◆ **What is needed**
Output the records. Match them exactly.
━━━
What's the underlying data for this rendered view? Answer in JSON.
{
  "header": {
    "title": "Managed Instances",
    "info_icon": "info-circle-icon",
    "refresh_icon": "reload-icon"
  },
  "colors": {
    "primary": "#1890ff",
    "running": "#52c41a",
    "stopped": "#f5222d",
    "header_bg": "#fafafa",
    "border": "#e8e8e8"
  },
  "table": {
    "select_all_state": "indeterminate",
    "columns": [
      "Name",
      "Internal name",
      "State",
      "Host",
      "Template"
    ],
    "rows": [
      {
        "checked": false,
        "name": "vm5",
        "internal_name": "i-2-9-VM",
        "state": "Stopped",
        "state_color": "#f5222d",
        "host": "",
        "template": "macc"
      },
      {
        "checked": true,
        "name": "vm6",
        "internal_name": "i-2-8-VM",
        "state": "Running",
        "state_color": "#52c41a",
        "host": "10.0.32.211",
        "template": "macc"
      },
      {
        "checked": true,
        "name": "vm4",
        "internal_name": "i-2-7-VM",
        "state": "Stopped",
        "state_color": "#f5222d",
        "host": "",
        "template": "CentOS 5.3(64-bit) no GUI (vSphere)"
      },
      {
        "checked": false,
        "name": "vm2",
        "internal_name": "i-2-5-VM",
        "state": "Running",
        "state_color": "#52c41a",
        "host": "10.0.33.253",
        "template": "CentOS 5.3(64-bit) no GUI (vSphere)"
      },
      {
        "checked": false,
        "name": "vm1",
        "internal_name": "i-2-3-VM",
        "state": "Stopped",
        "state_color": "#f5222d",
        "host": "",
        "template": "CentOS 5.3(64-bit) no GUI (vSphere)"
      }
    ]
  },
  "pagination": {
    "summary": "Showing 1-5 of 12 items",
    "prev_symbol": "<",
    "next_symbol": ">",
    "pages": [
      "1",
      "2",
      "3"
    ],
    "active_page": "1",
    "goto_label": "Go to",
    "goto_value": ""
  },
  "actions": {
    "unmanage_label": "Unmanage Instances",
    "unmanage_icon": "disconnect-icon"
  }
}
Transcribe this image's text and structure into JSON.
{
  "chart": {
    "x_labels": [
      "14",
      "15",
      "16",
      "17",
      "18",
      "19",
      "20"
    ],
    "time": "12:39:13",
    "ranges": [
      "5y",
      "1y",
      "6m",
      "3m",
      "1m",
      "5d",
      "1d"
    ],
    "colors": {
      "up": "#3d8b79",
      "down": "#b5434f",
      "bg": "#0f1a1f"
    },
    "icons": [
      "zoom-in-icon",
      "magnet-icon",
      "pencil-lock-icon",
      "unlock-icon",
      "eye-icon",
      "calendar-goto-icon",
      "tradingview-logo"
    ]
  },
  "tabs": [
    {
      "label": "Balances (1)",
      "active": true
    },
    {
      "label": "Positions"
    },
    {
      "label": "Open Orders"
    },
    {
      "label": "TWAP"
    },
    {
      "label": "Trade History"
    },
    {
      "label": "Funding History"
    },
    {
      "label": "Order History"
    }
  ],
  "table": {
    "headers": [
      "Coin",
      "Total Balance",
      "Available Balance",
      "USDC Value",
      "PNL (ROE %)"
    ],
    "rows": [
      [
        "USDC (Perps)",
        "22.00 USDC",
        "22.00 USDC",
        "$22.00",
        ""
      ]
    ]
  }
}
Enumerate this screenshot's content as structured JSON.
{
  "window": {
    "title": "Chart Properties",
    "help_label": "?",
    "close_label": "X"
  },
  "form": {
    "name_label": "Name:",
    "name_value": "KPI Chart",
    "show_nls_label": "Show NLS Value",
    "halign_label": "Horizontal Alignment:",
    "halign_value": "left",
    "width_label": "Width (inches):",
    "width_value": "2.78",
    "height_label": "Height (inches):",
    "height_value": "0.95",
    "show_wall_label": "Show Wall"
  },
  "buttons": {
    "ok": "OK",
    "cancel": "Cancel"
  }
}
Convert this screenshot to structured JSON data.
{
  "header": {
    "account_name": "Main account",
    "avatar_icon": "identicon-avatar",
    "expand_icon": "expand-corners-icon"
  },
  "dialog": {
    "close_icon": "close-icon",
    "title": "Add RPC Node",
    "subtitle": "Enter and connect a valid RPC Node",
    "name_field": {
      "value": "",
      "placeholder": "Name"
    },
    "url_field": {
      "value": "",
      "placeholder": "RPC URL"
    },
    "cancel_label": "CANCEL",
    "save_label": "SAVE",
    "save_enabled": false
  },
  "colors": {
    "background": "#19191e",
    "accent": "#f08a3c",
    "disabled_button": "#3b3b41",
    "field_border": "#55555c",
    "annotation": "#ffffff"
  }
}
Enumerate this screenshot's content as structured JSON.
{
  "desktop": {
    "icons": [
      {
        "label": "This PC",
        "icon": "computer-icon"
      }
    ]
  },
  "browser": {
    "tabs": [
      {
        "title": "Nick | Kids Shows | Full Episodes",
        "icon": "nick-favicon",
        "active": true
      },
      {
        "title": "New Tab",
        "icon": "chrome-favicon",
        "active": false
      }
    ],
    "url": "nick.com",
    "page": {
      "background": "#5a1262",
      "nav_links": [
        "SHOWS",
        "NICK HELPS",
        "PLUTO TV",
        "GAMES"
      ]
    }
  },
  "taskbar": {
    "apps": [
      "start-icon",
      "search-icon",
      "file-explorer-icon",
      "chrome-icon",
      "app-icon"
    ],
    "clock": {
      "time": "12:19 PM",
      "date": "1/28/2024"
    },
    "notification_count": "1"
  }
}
━━━
◆ **Final result**
What's the underlying data for this rendered view? Answer in JSON.
{
  "header": {
    "title": "Managed Instances",
    "info_icon": "info-circle-icon",
    "refresh_icon": "reload-icon"
  },
  "colors": {
    "primary": "#1890ff",
    "running": "#52c41a",
    "stopped": "#f5222d",
    "header_bg": "#fafafa",
    "border": "#e8e8e8"
  },
  "table": {
    "select_all_state": "indeterminate",
    "columns": [
      "Name",
      "Internal name",
      "State",
      "Host",
      "Template"
    ],
    "rows": [
      {
        "checked": false,
        "name": "vm5",
        "internal_name": "i-2-9-VM",
        "state": "Stopped",
        "state_color": "#f5222d",
        "host": "",
        "template": "macc"
      },
      {
        "checked": true,
        "name": "vm6",
        "internal_name": "i-2-8-VM",
        "state": "Running",
        "state_color": "#52c41a",
        "host": "10.0.32.211",
        "template": "macc"
      },
      {
        "checked": true,
        "name": "vm4",
        "internal_name": "i-2-7-VM",
        "state": "Stopped",
        "state_color": "#f5222d",
        "host": "",
        "template": "CentOS 5.3(64-bit) no GUI (vSphere)"
      },
      {
        "checked": false,
        "name": "vm2",
        "internal_name": "i-2-5-VM",
        "state": "Running",
        "state_color": "#52c41a",
        "host": "10.0.33.253",
        "template": "CentOS 5.3(64-bit) no GUI (vSphere)"
      },
      {
        "checked": false,
        "name": "vm1",
        "internal_name": "i-2-3-VM",
        "state": "Stopped",
        "state_color": "#f5222d",
        "host": "",
        "template": "CentOS 5.3(64-bit) no GUI (vSphere)"
      }
    ]
  },
  "pagination": {
    "summary": "Showing 1-5 of 12 items",
    "prev_symbol": "<",
    "next_symbol": ">",
    "pages": [
      "1",
      "2",
      "3"
    ],
    "active_page": "1",
    "goto_label": "Go to",
    "goto_value": ""
  },
  "actions": {
    "unmanage_label": "Unmanage Instances",
    "unmanage_icon": "disconnect-icon"
  }
}
Transcribe this image's text and structure into JSON.
{
  "chart": {
    "x_labels": [
      "14",
      "15",
      "16",
      "17",
      "18",
      "19",
      "20"
    ],
    "time": "12:39:13",
    "ranges": [
      "5y",
      "1y",
      "6m",
      "3m",
      "1m",
      "5d",
      "1d"
    ],
    "colors": {
      "up": "#3d8b79",
      "down": "#b5434f",
      "bg": "#0f1a1f"
    },
    "icons": [
      "zoom-in-icon",
      "magnet-icon",
      "pencil-lock-icon",
      "unlock-icon",
      "eye-icon",
      "calendar-goto-icon",
      "tradingview-logo"
    ]
  },
  "tabs": [
    {
      "label": "Balances (1)",
      "active": true
    },
    {
      "label": "Positions"
    },
    {
      "label": "Open Orders"
    },
    {
      "label": "TWAP"
    },
    {
      "label": "Trade History"
    },
    {
      "label": "Funding History"
    },
    {
      "label": "Order History"
    }
  ],
  "table": {
    "headers": [
      "Coin",
      "Total Balance",
      "Available Balance",
      "USDC Value",
      "PNL (ROE %)"
    ],
    "rows": [
      [
        "USDC (Perps)",
        "22.00 USDC",
        "22.00 USDC",
        "$22.00",
        ""
      ]
    ]
  }
}
Enumerate this screenshot's content as structured JSON.
{
  "window": {
    "title": "Chart Properties",
    "help_label": "?",
    "close_label": "X"
  },
  "form": {
    "name_label": "Name:",
    "name_value": "KPI Chart",
    "show_nls_label": "Show NLS Value",
    "halign_label": "Horizontal Alignment:",
    "halign_value": "left",
    "width_label": "Width (inches):",
    "width_value": "2.78",
    "height_label": "Height (inches):",
    "height_value": "0.95",
    "show_wall_label": "Show Wall"
  },
  "buttons": {
    "ok": "OK",
    "cancel": "Cancel"
  }
}
Convert this screenshot to structured JSON data.
{
  "header": {
    "account_name": "Main account",
    "avatar_icon": "identicon-avatar",
    "expand_icon": "expand-corners-icon"
  },
  "dialog": {
    "close_icon": "close-icon",
    "title": "Add RPC Node",
    "subtitle": "Enter and connect a valid RPC Node",
    "name_field": {
      "value": "",
      "placeholder": "Name"
    },
    "url_field": {
      "value": "",
      "placeholder": "RPC URL"
    },
    "cancel_label": "CANCEL",
    "save_label": "SAVE",
    "save_enabled": false
  },
  "colors": {
    "background": "#19191e",
    "accent": "#f08a3c",
    "disabled_button": "#3b3b41",
    "field_border": "#55555c",
    "annotation": "#ffffff"
  }
}
Enumerate this screenshot's content as structured JSON.
{
  "desktop": {
    "icons": [
      {
        "label": "This PC",
        "icon": "computer-icon"
      }
    ]
  },
  "browser": {
    "tabs": [
      {
        "title": "Nick | Kids Shows | Full Episodes",
        "icon": "nick-favicon",
        "active": true
      },
      {
        "title": "New Tab",
        "icon": "chrome-favicon",
        "active": false
      }
    ],
    "url": "nick.com",
    "page": {
      "background": "#5a1262",
      "nav_links": [
        "SHOWS",
        "NICK HELPS",
        "PLUTO TV",
        "GAMES"
      ]
    }
  },
  "taskbar": {
    "apps": [
      "start-icon",
      "search-icon",
      "file-explorer-icon",
      "chrome-icon",
      "app-icon"
    ],
    "clock": {
      "time": "12:19 PM",
      "date": "1/28/2024"
    },
    "notification_count": "1"
  }
}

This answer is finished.